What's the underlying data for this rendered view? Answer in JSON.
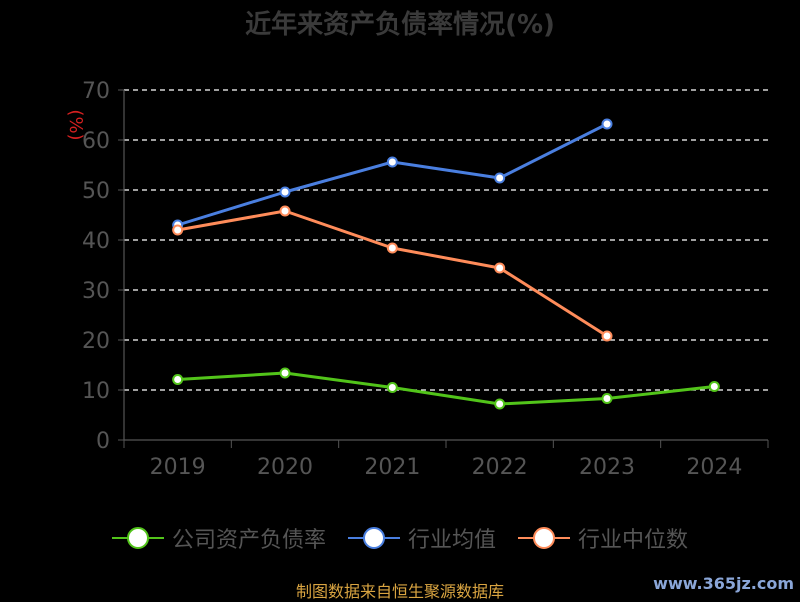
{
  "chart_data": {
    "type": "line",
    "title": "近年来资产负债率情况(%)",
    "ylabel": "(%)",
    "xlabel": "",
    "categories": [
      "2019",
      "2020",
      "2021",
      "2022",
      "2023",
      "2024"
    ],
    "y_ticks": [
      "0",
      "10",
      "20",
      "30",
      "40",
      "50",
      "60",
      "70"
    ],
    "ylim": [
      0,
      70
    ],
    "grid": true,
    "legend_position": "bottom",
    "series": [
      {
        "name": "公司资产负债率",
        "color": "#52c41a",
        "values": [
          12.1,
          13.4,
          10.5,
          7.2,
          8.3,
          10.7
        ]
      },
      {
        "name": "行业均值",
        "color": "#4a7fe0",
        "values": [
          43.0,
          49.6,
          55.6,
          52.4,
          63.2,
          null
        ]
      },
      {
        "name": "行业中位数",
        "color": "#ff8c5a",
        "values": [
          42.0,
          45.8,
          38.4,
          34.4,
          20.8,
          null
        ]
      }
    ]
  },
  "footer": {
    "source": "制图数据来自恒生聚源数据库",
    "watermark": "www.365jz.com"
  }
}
■ ■ ■ ■ ■
## AIM
Word for word, quote the lines above. Omit the pictures.

## RESPONSE FOR THIS EXERCISE
What's the underlying data for this rendered view? Answer in JSON.
{
  "chart_data": {
    "type": "line",
    "title": "近年来资产负债率情况(%)",
    "ylabel": "(%)",
    "xlabel": "",
    "categories": [
      "2019",
      "2020",
      "2021",
      "2022",
      "2023",
      "2024"
    ],
    "y_ticks": [
      "0",
      "10",
      "20",
      "30",
      "40",
      "50",
      "60",
      "70"
    ],
    "ylim": [
      0,
      70
    ],
    "grid": true,
    "legend_position": "bottom",
    "series": [
      {
        "name": "公司资产负债率",
        "color": "#52c41a",
        "values": [
          12.1,
          13.4,
          10.5,
          7.2,
          8.3,
          10.7
        ]
      },
      {
        "name": "行业均值",
        "color": "#4a7fe0",
        "values": [
          43.0,
          49.6,
          55.6,
          52.4,
          63.2,
          null
        ]
      },
      {
        "name": "行业中位数",
        "color": "#ff8c5a",
        "values": [
          42.0,
          45.8,
          38.4,
          34.4,
          20.8,
          null
        ]
      }
    ]
  },
  "footer": {
    "source": "制图数据来自恒生聚源数据库",
    "watermark": "www.365jz.com"
  }
}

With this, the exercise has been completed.